» SET TASK: State the count of lines below in which the word "name" appears, and add nothing.

**** DATA LISTING

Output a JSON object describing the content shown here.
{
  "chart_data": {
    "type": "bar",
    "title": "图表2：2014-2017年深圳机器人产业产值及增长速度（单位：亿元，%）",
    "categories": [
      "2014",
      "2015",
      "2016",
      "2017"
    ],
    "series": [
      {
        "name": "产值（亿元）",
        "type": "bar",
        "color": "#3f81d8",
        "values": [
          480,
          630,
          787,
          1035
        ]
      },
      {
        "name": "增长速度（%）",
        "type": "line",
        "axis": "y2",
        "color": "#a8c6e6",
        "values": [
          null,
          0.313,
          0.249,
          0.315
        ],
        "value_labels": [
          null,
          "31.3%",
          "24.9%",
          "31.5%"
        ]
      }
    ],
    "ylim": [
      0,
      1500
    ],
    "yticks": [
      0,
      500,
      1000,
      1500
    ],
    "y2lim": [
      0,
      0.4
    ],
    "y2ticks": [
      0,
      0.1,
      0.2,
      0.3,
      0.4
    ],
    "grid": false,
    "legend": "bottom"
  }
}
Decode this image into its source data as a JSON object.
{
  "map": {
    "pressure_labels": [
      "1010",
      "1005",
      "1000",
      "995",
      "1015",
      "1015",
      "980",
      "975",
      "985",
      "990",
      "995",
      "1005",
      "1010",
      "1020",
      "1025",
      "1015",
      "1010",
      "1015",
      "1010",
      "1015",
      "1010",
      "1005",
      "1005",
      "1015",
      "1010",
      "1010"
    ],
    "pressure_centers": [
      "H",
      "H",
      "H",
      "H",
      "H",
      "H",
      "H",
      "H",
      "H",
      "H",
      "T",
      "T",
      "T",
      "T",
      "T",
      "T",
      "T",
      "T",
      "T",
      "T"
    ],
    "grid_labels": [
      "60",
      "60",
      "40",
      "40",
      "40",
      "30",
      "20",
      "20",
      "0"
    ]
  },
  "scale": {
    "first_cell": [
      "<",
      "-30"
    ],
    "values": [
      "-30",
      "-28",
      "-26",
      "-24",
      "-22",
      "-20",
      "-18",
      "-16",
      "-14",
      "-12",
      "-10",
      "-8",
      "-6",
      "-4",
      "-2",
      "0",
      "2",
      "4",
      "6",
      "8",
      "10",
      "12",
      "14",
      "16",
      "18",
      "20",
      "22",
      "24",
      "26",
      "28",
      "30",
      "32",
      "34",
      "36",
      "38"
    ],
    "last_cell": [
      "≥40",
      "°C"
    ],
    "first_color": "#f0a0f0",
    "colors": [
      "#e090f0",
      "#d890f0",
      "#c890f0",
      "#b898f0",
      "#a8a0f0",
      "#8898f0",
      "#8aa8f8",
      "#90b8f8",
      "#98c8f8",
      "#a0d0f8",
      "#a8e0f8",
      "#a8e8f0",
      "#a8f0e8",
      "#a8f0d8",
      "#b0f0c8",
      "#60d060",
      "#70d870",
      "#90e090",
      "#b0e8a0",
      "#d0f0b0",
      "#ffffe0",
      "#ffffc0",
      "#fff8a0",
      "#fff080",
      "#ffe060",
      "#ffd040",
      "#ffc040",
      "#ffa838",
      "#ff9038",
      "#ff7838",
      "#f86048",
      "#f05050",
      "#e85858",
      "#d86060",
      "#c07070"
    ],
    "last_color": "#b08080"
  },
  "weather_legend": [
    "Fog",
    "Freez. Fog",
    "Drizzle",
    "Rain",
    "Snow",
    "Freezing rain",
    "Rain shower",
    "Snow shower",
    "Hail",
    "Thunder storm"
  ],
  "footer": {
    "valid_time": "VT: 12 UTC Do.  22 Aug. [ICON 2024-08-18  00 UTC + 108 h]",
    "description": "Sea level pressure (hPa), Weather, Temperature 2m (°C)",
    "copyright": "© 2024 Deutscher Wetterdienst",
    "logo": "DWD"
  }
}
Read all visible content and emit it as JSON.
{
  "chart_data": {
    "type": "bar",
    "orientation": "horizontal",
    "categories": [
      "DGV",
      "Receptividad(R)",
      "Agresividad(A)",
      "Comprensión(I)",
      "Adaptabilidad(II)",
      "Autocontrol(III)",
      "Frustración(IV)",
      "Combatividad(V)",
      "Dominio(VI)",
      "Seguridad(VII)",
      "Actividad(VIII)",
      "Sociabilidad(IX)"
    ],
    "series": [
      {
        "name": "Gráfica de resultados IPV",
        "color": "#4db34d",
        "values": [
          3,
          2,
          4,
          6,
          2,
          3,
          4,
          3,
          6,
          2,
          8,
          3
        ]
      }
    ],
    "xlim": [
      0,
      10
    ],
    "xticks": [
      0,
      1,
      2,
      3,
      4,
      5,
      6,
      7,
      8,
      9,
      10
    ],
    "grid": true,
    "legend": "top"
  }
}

********

» FINISHED ANSWER: 3